**Saved entries:**
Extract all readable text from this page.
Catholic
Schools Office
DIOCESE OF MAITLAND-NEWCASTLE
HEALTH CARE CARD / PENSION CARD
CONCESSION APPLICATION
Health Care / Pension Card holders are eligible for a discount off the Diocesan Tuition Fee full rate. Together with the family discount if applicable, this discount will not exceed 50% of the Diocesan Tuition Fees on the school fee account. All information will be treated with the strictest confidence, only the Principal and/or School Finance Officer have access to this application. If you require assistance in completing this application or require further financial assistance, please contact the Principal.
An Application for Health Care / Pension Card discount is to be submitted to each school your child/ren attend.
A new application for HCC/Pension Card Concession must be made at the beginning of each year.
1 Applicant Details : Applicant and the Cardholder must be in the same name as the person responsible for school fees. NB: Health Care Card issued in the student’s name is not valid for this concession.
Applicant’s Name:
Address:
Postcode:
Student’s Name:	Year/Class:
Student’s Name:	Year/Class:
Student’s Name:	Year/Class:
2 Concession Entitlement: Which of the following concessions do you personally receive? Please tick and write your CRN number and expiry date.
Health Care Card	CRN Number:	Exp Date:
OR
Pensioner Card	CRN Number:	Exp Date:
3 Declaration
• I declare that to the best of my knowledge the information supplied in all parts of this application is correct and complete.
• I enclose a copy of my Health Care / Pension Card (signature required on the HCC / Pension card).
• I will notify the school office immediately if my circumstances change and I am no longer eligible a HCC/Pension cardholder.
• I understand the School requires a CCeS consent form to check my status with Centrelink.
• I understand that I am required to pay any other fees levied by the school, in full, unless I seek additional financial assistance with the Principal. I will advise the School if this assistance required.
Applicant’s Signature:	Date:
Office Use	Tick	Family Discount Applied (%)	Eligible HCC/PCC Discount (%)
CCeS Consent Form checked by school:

**Exercise directions:** Transcribe each entry exactly.

**Answer to this problem:**
Extract all readable text from this page.
Catholic
Schools Office
DIOCESE OF MAITLAND-NEWCASTLE
HEALTH CARE CARD / PENSION CARD
CONCESSION APPLICATION
Health Care / Pension Card holders are eligible for a discount off the Diocesan Tuition Fee full rate. Together with the family discount if applicable, this discount will not exceed 50% of the Diocesan Tuition Fees on the school fee account. All information will be treated with the strictest confidence, only the Principal and/or School Finance Officer have access to this application. If you require assistance in completing this application or require further financial assistance, please contact the Principal.
An Application for Health Care / Pension Card discount is to be submitted to each school your child/ren attend.
A new application for HCC/Pension Card Concession must be made at the beginning of each year.
1 Applicant Details : Applicant and the Cardholder must be in the same name as the person responsible for school fees. NB: Health Care Card issued in the student’s name is not valid for this concession.
Applicant’s Name:
Address:
Postcode:
Student’s Name:	Year/Class:
Student’s Name:	Year/Class:
Student’s Name:	Year/Class:
2 Concession Entitlement: Which of the following concessions do you personally receive? Please tick and write your CRN number and expiry date.
Health Care Card	CRN Number:	Exp Date:
OR
Pensioner Card	CRN Number:	Exp Date:
3 Declaration
• I declare that to the best of my knowledge the information supplied in all parts of this application is correct and complete.
• I enclose a copy of my Health Care / Pension Card (signature required on the HCC / Pension card).
• I will notify the school office immediately if my circumstances change and I am no longer eligible a HCC/Pension cardholder.
• I understand the School requires a CCeS consent form to check my status with Centrelink.
• I understand that I am required to pay any other fees levied by the school, in full, unless I seek additional financial assistance with the Principal. I will advise the School if this assistance required.
Applicant’s Signature:	Date:
Office Use	Tick	Family Discount Applied (%)	Eligible HCC/PCC Discount (%)
CCeS Consent Form checked by school:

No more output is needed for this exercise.